▶ **Directive**: Look through the material below, count the lines containing the word "Unit", and state only the count.

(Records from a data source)

——————————

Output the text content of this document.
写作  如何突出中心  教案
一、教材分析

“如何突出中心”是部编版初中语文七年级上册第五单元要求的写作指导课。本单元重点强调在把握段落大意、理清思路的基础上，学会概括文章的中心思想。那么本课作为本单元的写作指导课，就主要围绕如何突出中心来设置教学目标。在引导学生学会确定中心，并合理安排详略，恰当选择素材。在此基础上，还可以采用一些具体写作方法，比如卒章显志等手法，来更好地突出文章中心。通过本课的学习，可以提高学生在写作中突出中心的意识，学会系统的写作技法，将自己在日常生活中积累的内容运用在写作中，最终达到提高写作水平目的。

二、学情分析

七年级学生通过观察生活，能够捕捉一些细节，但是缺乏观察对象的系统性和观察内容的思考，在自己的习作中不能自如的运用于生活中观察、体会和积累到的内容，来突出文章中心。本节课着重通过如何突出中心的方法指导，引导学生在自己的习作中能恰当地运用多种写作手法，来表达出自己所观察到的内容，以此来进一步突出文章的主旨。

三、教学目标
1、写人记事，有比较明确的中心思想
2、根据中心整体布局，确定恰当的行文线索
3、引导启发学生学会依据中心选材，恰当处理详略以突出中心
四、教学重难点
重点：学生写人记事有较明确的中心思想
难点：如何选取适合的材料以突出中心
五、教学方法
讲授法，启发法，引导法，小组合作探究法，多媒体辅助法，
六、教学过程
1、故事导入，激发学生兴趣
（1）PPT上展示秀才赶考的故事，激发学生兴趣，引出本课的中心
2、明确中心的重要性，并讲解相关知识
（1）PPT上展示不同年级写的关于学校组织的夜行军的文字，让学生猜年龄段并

——————————

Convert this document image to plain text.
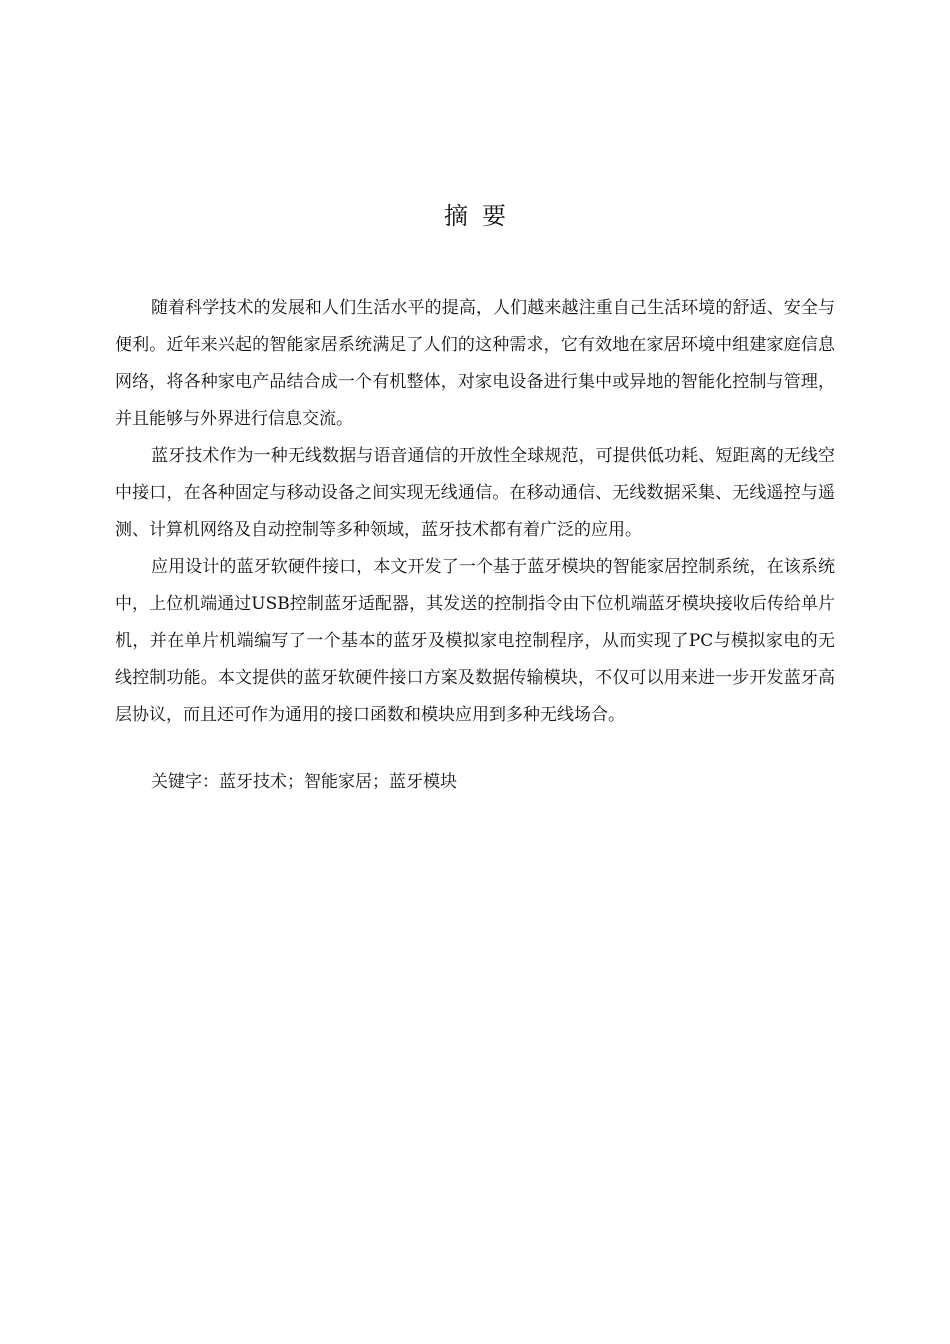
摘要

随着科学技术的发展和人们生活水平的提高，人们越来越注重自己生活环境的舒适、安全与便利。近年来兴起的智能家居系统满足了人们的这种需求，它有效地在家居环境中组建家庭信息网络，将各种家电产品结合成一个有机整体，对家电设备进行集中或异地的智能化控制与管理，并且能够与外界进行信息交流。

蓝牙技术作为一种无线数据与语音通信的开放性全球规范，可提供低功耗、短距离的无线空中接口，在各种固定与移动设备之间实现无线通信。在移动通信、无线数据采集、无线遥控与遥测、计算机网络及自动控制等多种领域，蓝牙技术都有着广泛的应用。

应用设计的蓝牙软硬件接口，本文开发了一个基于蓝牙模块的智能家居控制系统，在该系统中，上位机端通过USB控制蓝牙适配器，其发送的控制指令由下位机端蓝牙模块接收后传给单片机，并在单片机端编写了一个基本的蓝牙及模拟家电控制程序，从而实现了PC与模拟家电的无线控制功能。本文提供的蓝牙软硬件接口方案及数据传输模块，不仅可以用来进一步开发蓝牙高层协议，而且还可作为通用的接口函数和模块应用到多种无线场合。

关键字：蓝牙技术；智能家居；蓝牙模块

——————————

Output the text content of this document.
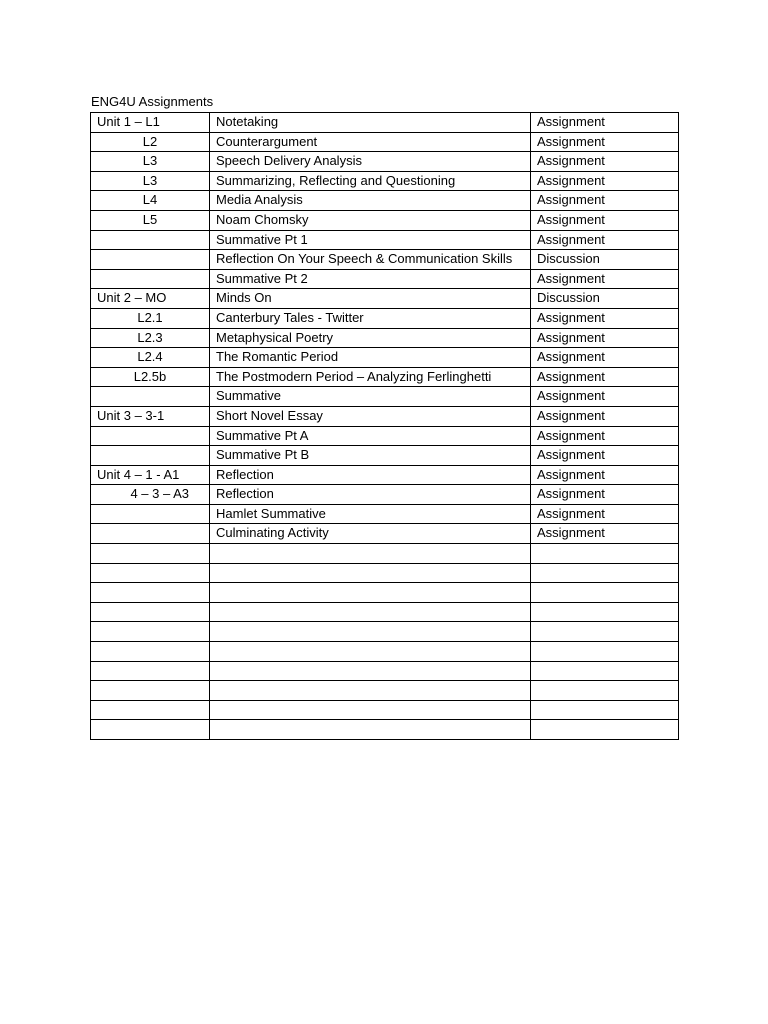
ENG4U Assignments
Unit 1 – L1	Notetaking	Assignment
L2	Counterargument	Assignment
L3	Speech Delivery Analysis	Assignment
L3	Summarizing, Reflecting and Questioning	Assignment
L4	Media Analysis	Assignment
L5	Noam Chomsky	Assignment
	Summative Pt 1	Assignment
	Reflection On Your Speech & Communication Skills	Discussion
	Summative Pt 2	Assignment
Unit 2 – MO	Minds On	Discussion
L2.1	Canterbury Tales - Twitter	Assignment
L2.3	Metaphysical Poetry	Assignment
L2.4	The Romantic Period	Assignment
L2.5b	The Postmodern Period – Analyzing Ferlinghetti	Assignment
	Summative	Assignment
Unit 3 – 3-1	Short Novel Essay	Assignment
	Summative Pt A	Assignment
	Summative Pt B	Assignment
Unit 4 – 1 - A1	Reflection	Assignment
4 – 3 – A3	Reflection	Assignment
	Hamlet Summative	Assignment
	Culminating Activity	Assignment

——————————

▶ **Task output**: 4